▶ _WHAT IS REQUIRED_:
Copy every entry word for word, but skip the pictures.

▶ _TASK MATERIAL_:
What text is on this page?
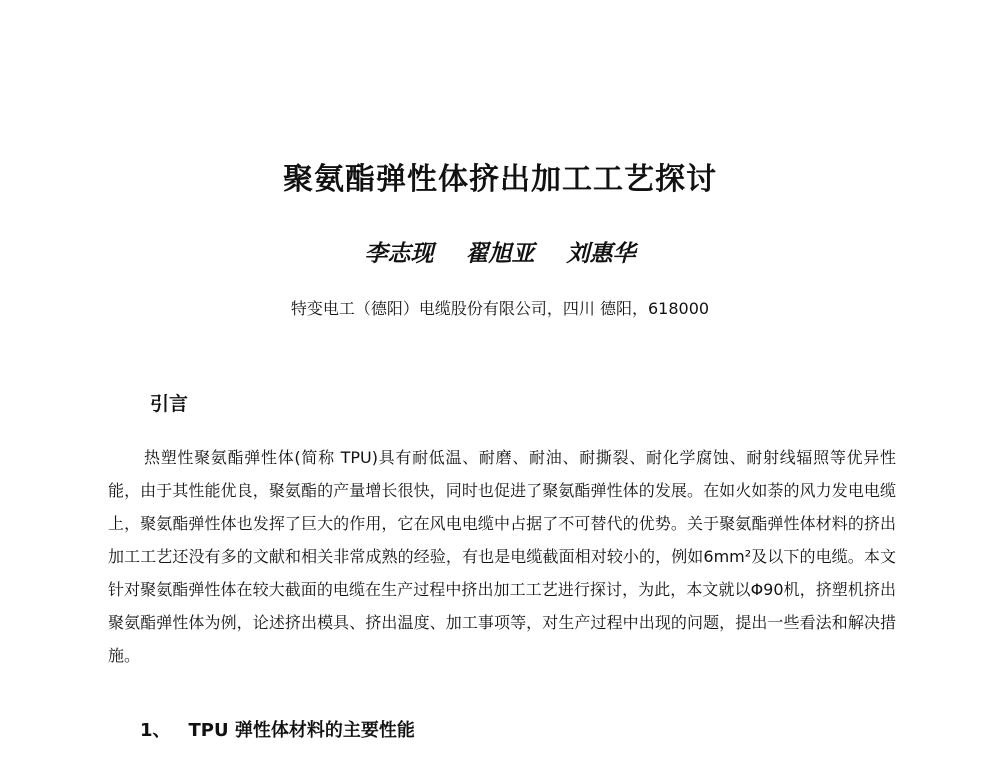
聚氨酯弹性体挤出加工工艺探讨
李志现 翟旭亚 刘惠华
特变电工（德阳）电缆股份有限公司，四川 德阳，618000
引言

热塑性聚氨酯弹性体(简称 TPU)具有耐低温、耐磨、耐油、耐撕裂、耐化学腐蚀、耐射线辐照等优异性能，由于其性能优良，聚氨酯的产量增长很快，同时也促进了聚氨酯弹性体的发展。在如火如荼的风力发电电缆上，聚氨酯弹性体也发挥了巨大的作用，它在风电电缆中占据了不可替代的优势。关于聚氨酯弹性体材料的挤出加工工艺还没有多的文献和相关非常成熟的经验，有也是电缆截面相对较小的，例如6mm²及以下的电缆。本文针对聚氨酯弹性体在较大截面的电缆在生产过程中挤出加工工艺进行探讨，为此，本文就以Φ90机，挤塑机挤出聚氨酯弹性体为例，论述挤出模具、挤出温度、加工事项等，对生产过程中出现的问题，提出一些看法和解决措施。

1、 TPU 弹性体材料的主要性能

▶ _RESPONSE_:
What text is on this page?
聚氨酯弹性体挤出加工工艺探讨
李志现 翟旭亚 刘惠华
特变电工（德阳）电缆股份有限公司，四川 德阳，618000
引言

热塑性聚氨酯弹性体(简称 TPU)具有耐低温、耐磨、耐油、耐撕裂、耐化学腐蚀、耐射线辐照等优异性能，由于其性能优良，聚氨酯的产量增长很快，同时也促进了聚氨酯弹性体的发展。在如火如荼的风力发电电缆上，聚氨酯弹性体也发挥了巨大的作用，它在风电电缆中占据了不可替代的优势。关于聚氨酯弹性体材料的挤出加工工艺还没有多的文献和相关非常成熟的经验，有也是电缆截面相对较小的，例如6mm²及以下的电缆。本文针对聚氨酯弹性体在较大截面的电缆在生产过程中挤出加工工艺进行探讨，为此，本文就以Φ90机，挤塑机挤出聚氨酯弹性体为例，论述挤出模具、挤出温度、加工事项等，对生产过程中出现的问题，提出一些看法和解决措施。

1、 TPU 弹性体材料的主要性能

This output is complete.